[Stored entries]
------------------------------------------------

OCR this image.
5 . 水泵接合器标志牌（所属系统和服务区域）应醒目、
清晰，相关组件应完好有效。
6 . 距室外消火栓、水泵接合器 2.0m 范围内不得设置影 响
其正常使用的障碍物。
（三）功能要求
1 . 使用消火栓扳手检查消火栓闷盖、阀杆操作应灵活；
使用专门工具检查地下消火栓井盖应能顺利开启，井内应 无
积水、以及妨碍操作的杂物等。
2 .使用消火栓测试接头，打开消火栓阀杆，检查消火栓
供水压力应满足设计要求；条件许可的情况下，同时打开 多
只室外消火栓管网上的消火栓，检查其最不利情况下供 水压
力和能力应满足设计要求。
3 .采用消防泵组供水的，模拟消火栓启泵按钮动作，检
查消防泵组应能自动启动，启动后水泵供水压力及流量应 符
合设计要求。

------------------------------------------------

• The task
Send back each record exactly as it stands.

• Worked answer
OCR this image.
5 . 水泵接合器标志牌（所属系统和服务区域）应醒目、
清晰，相关组件应完好有效。
6 . 距室外消火栓、水泵接合器 2.0m 范围内不得设置影 响
其正常使用的障碍物。
（三）功能要求
1 . 使用消火栓扳手检查消火栓闷盖、阀杆操作应灵活；
使用专门工具检查地下消火栓井盖应能顺利开启，井内应 无
积水、以及妨碍操作的杂物等。
2 .使用消火栓测试接头，打开消火栓阀杆，检查消火栓
供水压力应满足设计要求；条件许可的情况下，同时打开 多
只室外消火栓管网上的消火栓，检查其最不利情况下供 水压
力和能力应满足设计要求。
3 .采用消防泵组供水的，模拟消火栓启泵按钮动作，检
查消防泵组应能自动启动，启动后水泵供水压力及流量应 符
合设计要求。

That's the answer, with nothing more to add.